=== Exercise requirements ===
Transcribe every line exactly and omit anything that is a picture.
:: The records
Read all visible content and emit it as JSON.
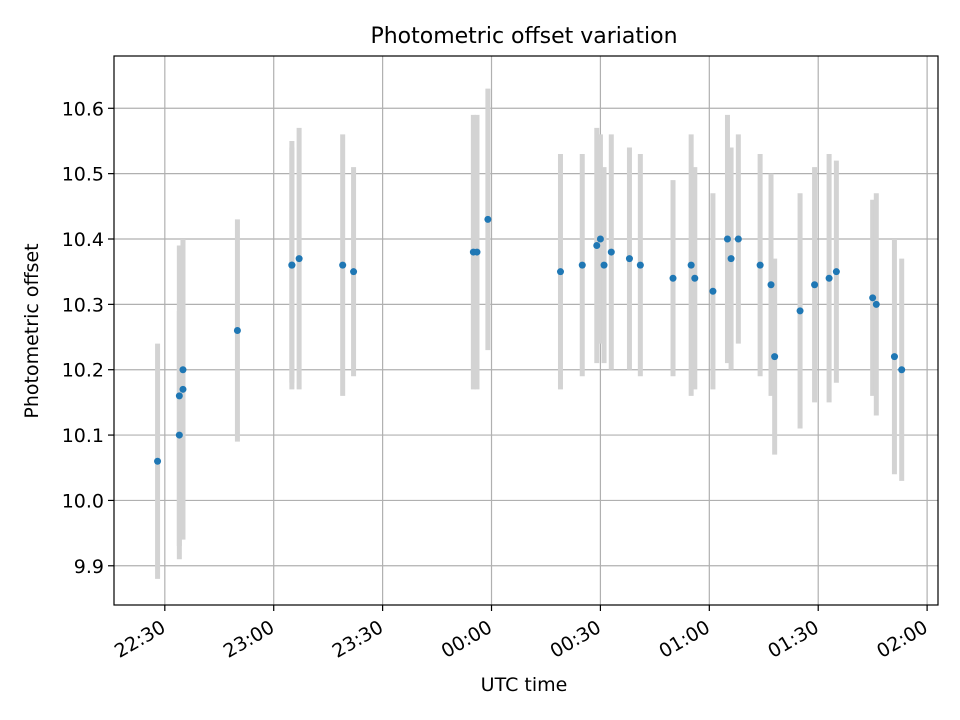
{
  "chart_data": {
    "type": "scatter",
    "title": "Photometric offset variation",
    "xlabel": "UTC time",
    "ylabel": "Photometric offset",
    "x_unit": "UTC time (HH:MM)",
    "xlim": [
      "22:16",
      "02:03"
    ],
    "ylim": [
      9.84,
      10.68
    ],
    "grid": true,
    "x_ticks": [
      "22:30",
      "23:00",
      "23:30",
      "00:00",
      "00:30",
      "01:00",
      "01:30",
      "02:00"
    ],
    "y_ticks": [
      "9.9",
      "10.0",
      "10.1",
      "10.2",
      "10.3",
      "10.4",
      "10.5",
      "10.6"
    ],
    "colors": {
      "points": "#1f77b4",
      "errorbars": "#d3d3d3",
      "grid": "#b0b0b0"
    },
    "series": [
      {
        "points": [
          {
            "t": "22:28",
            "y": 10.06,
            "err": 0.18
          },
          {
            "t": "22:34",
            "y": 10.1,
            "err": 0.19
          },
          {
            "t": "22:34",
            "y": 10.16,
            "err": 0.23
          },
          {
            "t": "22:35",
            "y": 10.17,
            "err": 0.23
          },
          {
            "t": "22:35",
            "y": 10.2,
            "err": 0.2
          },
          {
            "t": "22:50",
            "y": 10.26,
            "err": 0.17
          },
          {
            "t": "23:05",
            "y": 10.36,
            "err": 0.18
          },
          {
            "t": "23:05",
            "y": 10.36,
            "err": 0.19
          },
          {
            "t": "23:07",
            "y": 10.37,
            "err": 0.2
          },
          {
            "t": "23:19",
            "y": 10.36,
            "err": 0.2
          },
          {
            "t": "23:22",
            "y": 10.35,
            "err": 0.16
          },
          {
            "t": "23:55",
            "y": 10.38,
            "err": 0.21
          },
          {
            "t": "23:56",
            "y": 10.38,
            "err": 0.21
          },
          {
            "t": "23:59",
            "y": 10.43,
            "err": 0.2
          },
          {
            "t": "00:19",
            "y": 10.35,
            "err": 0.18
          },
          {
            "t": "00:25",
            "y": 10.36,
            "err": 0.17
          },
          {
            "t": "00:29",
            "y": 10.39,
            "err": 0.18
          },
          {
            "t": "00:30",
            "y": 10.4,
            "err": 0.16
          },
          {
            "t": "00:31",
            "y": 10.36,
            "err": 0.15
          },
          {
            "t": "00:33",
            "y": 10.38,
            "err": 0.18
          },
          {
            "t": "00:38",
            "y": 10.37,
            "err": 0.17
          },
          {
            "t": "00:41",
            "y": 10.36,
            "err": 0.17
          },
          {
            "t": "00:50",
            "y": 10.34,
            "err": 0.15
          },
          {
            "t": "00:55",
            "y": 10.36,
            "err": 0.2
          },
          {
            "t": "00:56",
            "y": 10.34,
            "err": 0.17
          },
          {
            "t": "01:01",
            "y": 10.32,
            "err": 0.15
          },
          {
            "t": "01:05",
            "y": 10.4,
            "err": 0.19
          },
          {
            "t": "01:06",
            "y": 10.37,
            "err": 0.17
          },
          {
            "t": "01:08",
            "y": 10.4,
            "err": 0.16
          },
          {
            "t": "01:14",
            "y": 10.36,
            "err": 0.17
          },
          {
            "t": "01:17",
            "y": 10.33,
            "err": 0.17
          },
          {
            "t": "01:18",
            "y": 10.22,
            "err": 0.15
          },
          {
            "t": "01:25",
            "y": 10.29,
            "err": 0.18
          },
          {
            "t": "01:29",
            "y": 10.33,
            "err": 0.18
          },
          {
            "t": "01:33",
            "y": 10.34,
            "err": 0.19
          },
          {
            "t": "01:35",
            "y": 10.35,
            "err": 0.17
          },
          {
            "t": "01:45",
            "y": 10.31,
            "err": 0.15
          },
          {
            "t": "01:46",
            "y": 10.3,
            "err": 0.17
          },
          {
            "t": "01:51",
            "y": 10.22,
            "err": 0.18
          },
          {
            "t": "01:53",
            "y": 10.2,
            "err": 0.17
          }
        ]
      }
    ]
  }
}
::::
=== Task result ===
Read all visible content and emit it as JSON.
{
  "chart_data": {
    "type": "scatter",
    "title": "Photometric offset variation",
    "xlabel": "UTC time",
    "ylabel": "Photometric offset",
    "x_unit": "UTC time (HH:MM)",
    "xlim": [
      "22:16",
      "02:03"
    ],
    "ylim": [
      9.84,
      10.68
    ],
    "grid": true,
    "x_ticks": [
      "22:30",
      "23:00",
      "23:30",
      "00:00",
      "00:30",
      "01:00",
      "01:30",
      "02:00"
    ],
    "y_ticks": [
      "9.9",
      "10.0",
      "10.1",
      "10.2",
      "10.3",
      "10.4",
      "10.5",
      "10.6"
    ],
    "colors": {
      "points": "#1f77b4",
      "errorbars": "#d3d3d3",
      "grid": "#b0b0b0"
    },
    "series": [
      {
        "points": [
          {
            "t": "22:28",
            "y": 10.06,
            "err": 0.18
          },
          {
            "t": "22:34",
            "y": 10.1,
            "err": 0.19
          },
          {
            "t": "22:34",
            "y": 10.16,
            "err": 0.23
          },
          {
            "t": "22:35",
            "y": 10.17,
            "err": 0.23
          },
          {
            "t": "22:35",
            "y": 10.2,
            "err": 0.2
          },
          {
            "t": "22:50",
            "y": 10.26,
            "err": 0.17
          },
          {
            "t": "23:05",
            "y": 10.36,
            "err": 0.18
          },
          {
            "t": "23:05",
            "y": 10.36,
            "err": 0.19
          },
          {
            "t": "23:07",
            "y": 10.37,
            "err": 0.2
          },
          {
            "t": "23:19",
            "y": 10.36,
            "err": 0.2
          },
          {
            "t": "23:22",
            "y": 10.35,
            "err": 0.16
          },
          {
            "t": "23:55",
            "y": 10.38,
            "err": 0.21
          },
          {
            "t": "23:56",
            "y": 10.38,
            "err": 0.21
          },
          {
            "t": "23:59",
            "y": 10.43,
            "err": 0.2
          },
          {
            "t": "00:19",
            "y": 10.35,
            "err": 0.18
          },
          {
            "t": "00:25",
            "y": 10.36,
            "err": 0.17
          },
          {
            "t": "00:29",
            "y": 10.39,
            "err": 0.18
          },
          {
            "t": "00:30",
            "y": 10.4,
            "err": 0.16
          },
          {
            "t": "00:31",
            "y": 10.36,
            "err": 0.15
          },
          {
            "t": "00:33",
            "y": 10.38,
            "err": 0.18
          },
          {
            "t": "00:38",
            "y": 10.37,
            "err": 0.17
          },
          {
            "t": "00:41",
            "y": 10.36,
            "err": 0.17
          },
          {
            "t": "00:50",
            "y": 10.34,
            "err": 0.15
          },
          {
            "t": "00:55",
            "y": 10.36,
            "err": 0.2
          },
          {
            "t": "00:56",
            "y": 10.34,
            "err": 0.17
          },
          {
            "t": "01:01",
            "y": 10.32,
            "err": 0.15
          },
          {
            "t": "01:05",
            "y": 10.4,
            "err": 0.19
          },
          {
            "t": "01:06",
            "y": 10.37,
            "err": 0.17
          },
          {
            "t": "01:08",
            "y": 10.4,
            "err": 0.16
          },
          {
            "t": "01:14",
            "y": 10.36,
            "err": 0.17
          },
          {
            "t": "01:17",
            "y": 10.33,
            "err": 0.17
          },
          {
            "t": "01:18",
            "y": 10.22,
            "err": 0.15
          },
          {
            "t": "01:25",
            "y": 10.29,
            "err": 0.18
          },
          {
            "t": "01:29",
            "y": 10.33,
            "err": 0.18
          },
          {
            "t": "01:33",
            "y": 10.34,
            "err": 0.19
          },
          {
            "t": "01:35",
            "y": 10.35,
            "err": 0.17
          },
          {
            "t": "01:45",
            "y": 10.31,
            "err": 0.15
          },
          {
            "t": "01:46",
            "y": 10.3,
            "err": 0.17
          },
          {
            "t": "01:51",
            "y": 10.22,
            "err": 0.18
          },
          {
            "t": "01:53",
            "y": 10.2,
            "err": 0.17
          }
        ]
      }
    ]
  }
}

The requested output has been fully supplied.